STATED EXERCISE: Transcribe the records below exactly.

AVAILABLE RECORDS:
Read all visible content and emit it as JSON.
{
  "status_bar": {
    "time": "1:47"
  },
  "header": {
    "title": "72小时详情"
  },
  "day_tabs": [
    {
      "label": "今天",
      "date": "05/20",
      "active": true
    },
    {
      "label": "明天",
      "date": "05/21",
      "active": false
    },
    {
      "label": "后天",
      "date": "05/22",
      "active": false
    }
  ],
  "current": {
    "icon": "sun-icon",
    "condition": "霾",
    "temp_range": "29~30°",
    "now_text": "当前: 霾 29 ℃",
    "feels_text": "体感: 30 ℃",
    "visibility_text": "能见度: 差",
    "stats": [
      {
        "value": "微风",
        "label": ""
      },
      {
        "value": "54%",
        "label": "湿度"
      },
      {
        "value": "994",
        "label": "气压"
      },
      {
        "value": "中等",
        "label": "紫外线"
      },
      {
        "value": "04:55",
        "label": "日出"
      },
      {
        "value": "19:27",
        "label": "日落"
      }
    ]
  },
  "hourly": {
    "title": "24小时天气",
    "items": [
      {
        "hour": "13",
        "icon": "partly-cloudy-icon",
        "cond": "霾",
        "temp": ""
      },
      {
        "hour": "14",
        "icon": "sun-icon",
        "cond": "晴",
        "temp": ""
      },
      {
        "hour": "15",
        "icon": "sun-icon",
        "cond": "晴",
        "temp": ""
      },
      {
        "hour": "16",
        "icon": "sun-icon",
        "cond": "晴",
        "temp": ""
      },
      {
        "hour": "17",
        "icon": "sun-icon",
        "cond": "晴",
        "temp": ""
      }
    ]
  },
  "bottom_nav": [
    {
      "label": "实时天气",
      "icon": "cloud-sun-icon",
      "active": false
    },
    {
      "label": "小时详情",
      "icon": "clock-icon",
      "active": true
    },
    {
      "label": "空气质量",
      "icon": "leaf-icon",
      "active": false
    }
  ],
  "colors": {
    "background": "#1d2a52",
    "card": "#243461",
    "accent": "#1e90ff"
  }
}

RESULT FOR THIS EXERCISE:
Read all visible content and emit it as JSON.
{
  "status_bar": {
    "time": "1:47"
  },
  "header": {
    "title": "72小时详情"
  },
  "day_tabs": [
    {
      "label": "今天",
      "date": "05/20",
      "active": true
    },
    {
      "label": "明天",
      "date": "05/21",
      "active": false
    },
    {
      "label": "后天",
      "date": "05/22",
      "active": false
    }
  ],
  "current": {
    "icon": "sun-icon",
    "condition": "霾",
    "temp_range": "29~30°",
    "now_text": "当前: 霾 29 ℃",
    "feels_text": "体感: 30 ℃",
    "visibility_text": "能见度: 差",
    "stats": [
      {
        "value": "微风",
        "label": ""
      },
      {
        "value": "54%",
        "label": "湿度"
      },
      {
        "value": "994",
        "label": "气压"
      },
      {
        "value": "中等",
        "label": "紫外线"
      },
      {
        "value": "04:55",
        "label": "日出"
      },
      {
        "value": "19:27",
        "label": "日落"
      }
    ]
  },
  "hourly": {
    "title": "24小时天气",
    "items": [
      {
        "hour": "13",
        "icon": "partly-cloudy-icon",
        "cond": "霾",
        "temp": ""
      },
      {
        "hour": "14",
        "icon": "sun-icon",
        "cond": "晴",
        "temp": ""
      },
      {
        "hour": "15",
        "icon": "sun-icon",
        "cond": "晴",
        "temp": ""
      },
      {
        "hour": "16",
        "icon": "sun-icon",
        "cond": "晴",
        "temp": ""
      },
      {
        "hour": "17",
        "icon": "sun-icon",
        "cond": "晴",
        "temp": ""
      }
    ]
  },
  "bottom_nav": [
    {
      "label": "实时天气",
      "icon": "cloud-sun-icon",
      "active": false
    },
    {
      "label": "小时详情",
      "icon": "clock-icon",
      "active": true
    },
    {
      "label": "空气质量",
      "icon": "leaf-icon",
      "active": false
    }
  ],
  "colors": {
    "background": "#1d2a52",
    "card": "#243461",
    "accent": "#1e90ff"
  }
}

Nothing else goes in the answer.